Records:
◆ ◆ ◆ ◆ ◆ ◆ ◆
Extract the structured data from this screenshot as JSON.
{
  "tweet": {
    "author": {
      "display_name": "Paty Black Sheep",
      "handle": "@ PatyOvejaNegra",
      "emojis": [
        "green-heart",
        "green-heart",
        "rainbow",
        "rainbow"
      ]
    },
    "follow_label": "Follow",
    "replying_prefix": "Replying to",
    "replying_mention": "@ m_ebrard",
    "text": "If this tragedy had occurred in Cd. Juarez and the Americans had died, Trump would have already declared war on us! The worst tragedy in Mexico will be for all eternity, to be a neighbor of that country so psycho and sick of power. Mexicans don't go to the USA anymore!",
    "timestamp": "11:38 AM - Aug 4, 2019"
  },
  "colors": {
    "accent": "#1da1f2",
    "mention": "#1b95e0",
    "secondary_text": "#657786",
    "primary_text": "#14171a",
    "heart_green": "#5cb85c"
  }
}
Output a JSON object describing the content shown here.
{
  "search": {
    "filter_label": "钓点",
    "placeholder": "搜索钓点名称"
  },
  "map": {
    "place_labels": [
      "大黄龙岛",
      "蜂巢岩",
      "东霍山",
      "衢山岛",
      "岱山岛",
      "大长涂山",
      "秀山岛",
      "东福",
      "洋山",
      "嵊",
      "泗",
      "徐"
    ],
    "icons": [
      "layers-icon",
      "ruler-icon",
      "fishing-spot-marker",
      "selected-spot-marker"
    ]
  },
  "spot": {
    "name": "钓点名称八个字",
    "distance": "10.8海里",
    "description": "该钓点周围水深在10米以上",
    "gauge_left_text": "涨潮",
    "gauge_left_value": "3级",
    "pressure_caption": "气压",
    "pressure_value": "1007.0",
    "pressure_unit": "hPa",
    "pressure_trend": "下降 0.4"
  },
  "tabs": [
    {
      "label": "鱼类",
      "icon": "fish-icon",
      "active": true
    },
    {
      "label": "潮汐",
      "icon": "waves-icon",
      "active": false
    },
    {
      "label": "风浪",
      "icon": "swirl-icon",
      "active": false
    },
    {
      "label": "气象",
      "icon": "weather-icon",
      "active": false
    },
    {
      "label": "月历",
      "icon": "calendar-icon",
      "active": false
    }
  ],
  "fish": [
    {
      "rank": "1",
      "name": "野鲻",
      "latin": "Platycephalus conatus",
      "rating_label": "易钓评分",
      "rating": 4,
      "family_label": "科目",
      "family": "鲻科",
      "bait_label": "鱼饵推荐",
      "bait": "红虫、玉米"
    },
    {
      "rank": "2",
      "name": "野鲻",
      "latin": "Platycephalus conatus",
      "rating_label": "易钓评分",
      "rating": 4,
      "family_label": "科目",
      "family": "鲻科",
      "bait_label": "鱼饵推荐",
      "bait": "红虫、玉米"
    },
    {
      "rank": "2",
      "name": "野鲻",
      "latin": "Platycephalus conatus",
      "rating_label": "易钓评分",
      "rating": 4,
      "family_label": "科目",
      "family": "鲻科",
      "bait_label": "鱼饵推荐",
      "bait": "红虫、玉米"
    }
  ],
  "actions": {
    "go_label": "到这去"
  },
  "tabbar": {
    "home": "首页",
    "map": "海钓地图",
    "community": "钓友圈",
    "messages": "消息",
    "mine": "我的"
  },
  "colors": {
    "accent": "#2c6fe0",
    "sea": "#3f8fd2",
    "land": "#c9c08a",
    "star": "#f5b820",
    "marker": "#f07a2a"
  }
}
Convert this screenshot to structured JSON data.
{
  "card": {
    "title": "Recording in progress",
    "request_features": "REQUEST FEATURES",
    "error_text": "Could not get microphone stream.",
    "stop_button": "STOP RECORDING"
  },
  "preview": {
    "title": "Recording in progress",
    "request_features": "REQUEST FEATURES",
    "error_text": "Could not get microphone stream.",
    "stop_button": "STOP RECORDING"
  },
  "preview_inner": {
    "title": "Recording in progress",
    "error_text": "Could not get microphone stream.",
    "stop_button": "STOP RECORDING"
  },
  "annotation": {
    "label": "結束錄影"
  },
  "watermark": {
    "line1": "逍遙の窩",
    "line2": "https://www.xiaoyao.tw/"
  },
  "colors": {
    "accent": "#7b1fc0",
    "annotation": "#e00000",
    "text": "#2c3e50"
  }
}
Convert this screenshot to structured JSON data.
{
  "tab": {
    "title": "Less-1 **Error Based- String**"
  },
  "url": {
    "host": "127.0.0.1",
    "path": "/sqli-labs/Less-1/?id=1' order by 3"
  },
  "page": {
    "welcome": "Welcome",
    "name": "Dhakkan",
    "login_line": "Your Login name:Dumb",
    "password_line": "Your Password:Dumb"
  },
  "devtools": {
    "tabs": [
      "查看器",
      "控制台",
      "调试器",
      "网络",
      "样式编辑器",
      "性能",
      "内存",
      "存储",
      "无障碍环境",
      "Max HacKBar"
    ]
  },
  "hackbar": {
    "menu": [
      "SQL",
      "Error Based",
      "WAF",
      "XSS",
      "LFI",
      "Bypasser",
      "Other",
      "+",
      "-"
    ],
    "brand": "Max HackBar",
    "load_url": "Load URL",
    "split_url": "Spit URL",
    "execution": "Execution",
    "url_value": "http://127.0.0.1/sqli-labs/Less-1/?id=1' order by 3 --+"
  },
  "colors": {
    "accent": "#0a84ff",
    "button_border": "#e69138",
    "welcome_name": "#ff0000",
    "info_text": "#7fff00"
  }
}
◆ ◆ ◆ ◆ ◆ ◆ ◆
Return each entry from the material above exactly as it appears.

Extract the structured data from this screenshot as JSON.
{
  "tweet": {
    "author": {
      "display_name": "Paty Black Sheep",
      "handle": "@ PatyOvejaNegra",
      "emojis": [
        "green-heart",
        "green-heart",
        "rainbow",
        "rainbow"
      ]
    },
    "follow_label": "Follow",
    "replying_prefix": "Replying to",
    "replying_mention": "@ m_ebrard",
    "text": "If this tragedy had occurred in Cd. Juarez and the Americans had died, Trump would have already declared war on us! The worst tragedy in Mexico will be for all eternity, to be a neighbor of that country so psycho and sick of power. Mexicans don't go to the USA anymore!",
    "timestamp": "11:38 AM - Aug 4, 2019"
  },
  "colors": {
    "accent": "#1da1f2",
    "mention": "#1b95e0",
    "secondary_text": "#657786",
    "primary_text": "#14171a",
    "heart_green": "#5cb85c"
  }
}
Output a JSON object describing the content shown here.
{
  "search": {
    "filter_label": "钓点",
    "placeholder": "搜索钓点名称"
  },
  "map": {
    "place_labels": [
      "大黄龙岛",
      "蜂巢岩",
      "东霍山",
      "衢山岛",
      "岱山岛",
      "大长涂山",
      "秀山岛",
      "东福",
      "洋山",
      "嵊",
      "泗",
      "徐"
    ],
    "icons": [
      "layers-icon",
      "ruler-icon",
      "fishing-spot-marker",
      "selected-spot-marker"
    ]
  },
  "spot": {
    "name": "钓点名称八个字",
    "distance": "10.8海里",
    "description": "该钓点周围水深在10米以上",
    "gauge_left_text": "涨潮",
    "gauge_left_value": "3级",
    "pressure_caption": "气压",
    "pressure_value": "1007.0",
    "pressure_unit": "hPa",
    "pressure_trend": "下降 0.4"
  },
  "tabs": [
    {
      "label": "鱼类",
      "icon": "fish-icon",
      "active": true
    },
    {
      "label": "潮汐",
      "icon": "waves-icon",
      "active": false
    },
    {
      "label": "风浪",
      "icon": "swirl-icon",
      "active": false
    },
    {
      "label": "气象",
      "icon": "weather-icon",
      "active": false
    },
    {
      "label": "月历",
      "icon": "calendar-icon",
      "active": false
    }
  ],
  "fish": [
    {
      "rank": "1",
      "name": "野鲻",
      "latin": "Platycephalus conatus",
      "rating_label": "易钓评分",
      "rating": 4,
      "family_label": "科目",
      "family": "鲻科",
      "bait_label": "鱼饵推荐",
      "bait": "红虫、玉米"
    },
    {
      "rank": "2",
      "name": "野鲻",
      "latin": "Platycephalus conatus",
      "rating_label": "易钓评分",
      "rating": 4,
      "family_label": "科目",
      "family": "鲻科",
      "bait_label": "鱼饵推荐",
      "bait": "红虫、玉米"
    },
    {
      "rank": "2",
      "name": "野鲻",
      "latin": "Platycephalus conatus",
      "rating_label": "易钓评分",
      "rating": 4,
      "family_label": "科目",
      "family": "鲻科",
      "bait_label": "鱼饵推荐",
      "bait": "红虫、玉米"
    }
  ],
  "actions": {
    "go_label": "到这去"
  },
  "tabbar": {
    "home": "首页",
    "map": "海钓地图",
    "community": "钓友圈",
    "messages": "消息",
    "mine": "我的"
  },
  "colors": {
    "accent": "#2c6fe0",
    "sea": "#3f8fd2",
    "land": "#c9c08a",
    "star": "#f5b820",
    "marker": "#f07a2a"
  }
}
Convert this screenshot to structured JSON data.
{
  "card": {
    "title": "Recording in progress",
    "request_features": "REQUEST FEATURES",
    "error_text": "Could not get microphone stream.",
    "stop_button": "STOP RECORDING"
  },
  "preview": {
    "title": "Recording in progress",
    "request_features": "REQUEST FEATURES",
    "error_text": "Could not get microphone stream.",
    "stop_button": "STOP RECORDING"
  },
  "preview_inner": {
    "title": "Recording in progress",
    "error_text": "Could not get microphone stream.",
    "stop_button": "STOP RECORDING"
  },
  "annotation": {
    "label": "結束錄影"
  },
  "watermark": {
    "line1": "逍遙の窩",
    "line2": "https://www.xiaoyao.tw/"
  },
  "colors": {
    "accent": "#7b1fc0",
    "annotation": "#e00000",
    "text": "#2c3e50"
  }
}
Convert this screenshot to structured JSON data.
{
  "tab": {
    "title": "Less-1 **Error Based- String**"
  },
  "url": {
    "host": "127.0.0.1",
    "path": "/sqli-labs/Less-1/?id=1' order by 3"
  },
  "page": {
    "welcome": "Welcome",
    "name": "Dhakkan",
    "login_line": "Your Login name:Dumb",
    "password_line": "Your Password:Dumb"
  },
  "devtools": {
    "tabs": [
      "查看器",
      "控制台",
      "调试器",
      "网络",
      "样式编辑器",
      "性能",
      "内存",
      "存储",
      "无障碍环境",
      "Max HacKBar"
    ]
  },
  "hackbar": {
    "menu": [
      "SQL",
      "Error Based",
      "WAF",
      "XSS",
      "LFI",
      "Bypasser",
      "Other",
      "+",
      "-"
    ],
    "brand": "Max HackBar",
    "load_url": "Load URL",
    "split_url": "Spit URL",
    "execution": "Execution",
    "url_value": "http://127.0.0.1/sqli-labs/Less-1/?id=1' order by 3 --+"
  },
  "colors": {
    "accent": "#0a84ff",
    "button_border": "#e69138",
    "welcome_name": "#ff0000",
    "info_text": "#7fff00"
  }
}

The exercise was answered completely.